# Provided records
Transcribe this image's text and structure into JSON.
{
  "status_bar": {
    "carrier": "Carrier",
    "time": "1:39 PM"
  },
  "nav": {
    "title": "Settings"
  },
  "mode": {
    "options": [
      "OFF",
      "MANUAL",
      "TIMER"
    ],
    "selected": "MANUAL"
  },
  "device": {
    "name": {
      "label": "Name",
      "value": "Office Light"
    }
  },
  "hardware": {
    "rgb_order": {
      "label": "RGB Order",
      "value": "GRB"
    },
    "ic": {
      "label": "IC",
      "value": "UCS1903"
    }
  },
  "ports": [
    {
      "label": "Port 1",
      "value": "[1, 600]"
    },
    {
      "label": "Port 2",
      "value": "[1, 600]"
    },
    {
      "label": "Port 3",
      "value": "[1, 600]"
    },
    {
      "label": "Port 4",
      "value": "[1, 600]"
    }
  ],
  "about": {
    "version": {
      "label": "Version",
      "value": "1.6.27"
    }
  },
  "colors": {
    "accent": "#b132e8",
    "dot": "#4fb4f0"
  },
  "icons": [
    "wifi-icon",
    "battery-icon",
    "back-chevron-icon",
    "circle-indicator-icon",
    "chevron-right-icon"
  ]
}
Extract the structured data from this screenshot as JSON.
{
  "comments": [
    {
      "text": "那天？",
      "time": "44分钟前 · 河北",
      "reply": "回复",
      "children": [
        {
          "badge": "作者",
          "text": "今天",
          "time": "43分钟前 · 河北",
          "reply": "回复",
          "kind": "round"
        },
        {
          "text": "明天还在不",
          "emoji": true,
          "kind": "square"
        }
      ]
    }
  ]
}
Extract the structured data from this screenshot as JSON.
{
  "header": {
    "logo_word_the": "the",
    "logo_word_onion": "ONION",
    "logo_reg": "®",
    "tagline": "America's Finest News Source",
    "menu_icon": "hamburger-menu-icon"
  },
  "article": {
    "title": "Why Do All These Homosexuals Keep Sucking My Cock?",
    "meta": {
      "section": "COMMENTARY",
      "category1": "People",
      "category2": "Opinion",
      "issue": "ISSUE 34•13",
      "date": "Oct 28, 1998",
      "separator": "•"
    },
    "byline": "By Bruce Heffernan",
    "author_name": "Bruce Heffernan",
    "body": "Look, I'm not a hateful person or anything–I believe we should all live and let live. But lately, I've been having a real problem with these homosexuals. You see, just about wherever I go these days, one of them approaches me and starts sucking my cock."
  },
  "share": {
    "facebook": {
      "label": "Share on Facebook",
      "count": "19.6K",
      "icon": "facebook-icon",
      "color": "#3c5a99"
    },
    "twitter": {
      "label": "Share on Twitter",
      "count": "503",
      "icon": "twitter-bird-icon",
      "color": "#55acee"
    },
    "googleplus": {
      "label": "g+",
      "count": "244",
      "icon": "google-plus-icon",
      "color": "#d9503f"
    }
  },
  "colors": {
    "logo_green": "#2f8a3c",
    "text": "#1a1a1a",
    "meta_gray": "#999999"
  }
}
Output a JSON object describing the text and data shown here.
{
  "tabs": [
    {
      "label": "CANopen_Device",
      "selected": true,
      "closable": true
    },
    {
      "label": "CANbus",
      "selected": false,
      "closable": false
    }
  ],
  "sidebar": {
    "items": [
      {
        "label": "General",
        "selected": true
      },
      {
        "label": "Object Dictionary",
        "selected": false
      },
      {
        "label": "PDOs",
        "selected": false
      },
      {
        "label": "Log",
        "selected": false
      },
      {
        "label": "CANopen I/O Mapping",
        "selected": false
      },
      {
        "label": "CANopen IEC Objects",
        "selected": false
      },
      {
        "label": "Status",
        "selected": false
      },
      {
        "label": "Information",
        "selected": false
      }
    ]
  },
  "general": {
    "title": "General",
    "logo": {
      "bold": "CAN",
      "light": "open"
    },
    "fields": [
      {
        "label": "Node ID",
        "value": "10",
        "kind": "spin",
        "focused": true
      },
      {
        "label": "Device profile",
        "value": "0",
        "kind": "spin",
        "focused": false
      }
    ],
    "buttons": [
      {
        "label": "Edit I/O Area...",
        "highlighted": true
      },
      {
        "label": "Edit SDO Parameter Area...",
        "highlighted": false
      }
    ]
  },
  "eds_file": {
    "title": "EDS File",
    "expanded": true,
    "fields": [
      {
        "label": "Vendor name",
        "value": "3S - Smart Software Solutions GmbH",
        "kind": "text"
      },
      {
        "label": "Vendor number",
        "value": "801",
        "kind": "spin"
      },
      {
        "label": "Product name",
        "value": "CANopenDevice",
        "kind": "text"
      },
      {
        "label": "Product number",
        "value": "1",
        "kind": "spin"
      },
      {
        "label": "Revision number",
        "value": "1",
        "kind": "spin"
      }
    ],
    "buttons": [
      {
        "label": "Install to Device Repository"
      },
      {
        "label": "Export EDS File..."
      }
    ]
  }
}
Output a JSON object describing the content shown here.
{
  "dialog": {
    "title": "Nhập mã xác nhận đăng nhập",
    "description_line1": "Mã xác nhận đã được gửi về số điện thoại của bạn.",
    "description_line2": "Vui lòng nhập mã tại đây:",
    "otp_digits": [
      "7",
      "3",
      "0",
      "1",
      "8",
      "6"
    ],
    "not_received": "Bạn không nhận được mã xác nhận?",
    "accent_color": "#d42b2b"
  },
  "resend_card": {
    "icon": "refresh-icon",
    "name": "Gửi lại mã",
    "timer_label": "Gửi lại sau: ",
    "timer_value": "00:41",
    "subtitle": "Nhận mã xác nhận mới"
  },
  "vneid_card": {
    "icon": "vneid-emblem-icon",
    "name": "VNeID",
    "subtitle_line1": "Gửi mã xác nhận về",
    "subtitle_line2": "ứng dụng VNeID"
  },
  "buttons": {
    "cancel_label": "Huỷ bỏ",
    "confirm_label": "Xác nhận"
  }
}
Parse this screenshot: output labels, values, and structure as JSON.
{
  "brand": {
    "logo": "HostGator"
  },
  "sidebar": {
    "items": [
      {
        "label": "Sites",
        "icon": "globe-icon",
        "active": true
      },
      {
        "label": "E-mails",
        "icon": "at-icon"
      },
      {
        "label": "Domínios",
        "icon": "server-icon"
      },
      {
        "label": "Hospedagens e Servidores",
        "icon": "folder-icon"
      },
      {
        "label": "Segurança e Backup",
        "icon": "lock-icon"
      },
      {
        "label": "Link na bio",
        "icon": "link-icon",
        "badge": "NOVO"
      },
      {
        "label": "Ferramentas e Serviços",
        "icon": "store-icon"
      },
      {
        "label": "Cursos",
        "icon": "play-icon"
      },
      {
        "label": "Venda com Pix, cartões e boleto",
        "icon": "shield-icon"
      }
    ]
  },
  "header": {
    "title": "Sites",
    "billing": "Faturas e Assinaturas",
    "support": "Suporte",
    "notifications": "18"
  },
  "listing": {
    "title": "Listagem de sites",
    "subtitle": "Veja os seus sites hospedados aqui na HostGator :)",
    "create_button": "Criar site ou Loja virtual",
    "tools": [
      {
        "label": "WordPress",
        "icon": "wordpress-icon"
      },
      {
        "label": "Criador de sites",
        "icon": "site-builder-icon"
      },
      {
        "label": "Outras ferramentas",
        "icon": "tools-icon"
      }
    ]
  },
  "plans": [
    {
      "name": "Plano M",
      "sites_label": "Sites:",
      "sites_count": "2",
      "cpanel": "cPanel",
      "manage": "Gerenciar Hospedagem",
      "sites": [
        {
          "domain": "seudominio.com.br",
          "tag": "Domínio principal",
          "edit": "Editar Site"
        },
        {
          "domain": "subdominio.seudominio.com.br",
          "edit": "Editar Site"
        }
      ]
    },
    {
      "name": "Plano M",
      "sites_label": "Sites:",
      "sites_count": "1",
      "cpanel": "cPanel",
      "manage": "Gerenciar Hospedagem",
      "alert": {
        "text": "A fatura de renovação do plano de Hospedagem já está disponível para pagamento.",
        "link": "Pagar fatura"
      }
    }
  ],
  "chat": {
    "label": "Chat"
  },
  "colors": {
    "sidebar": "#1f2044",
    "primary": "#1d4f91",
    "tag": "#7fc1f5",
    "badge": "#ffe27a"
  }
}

# Task requirements
Provide the number of lines in the entries that include "shown", and no other text.

# Exercise answer
2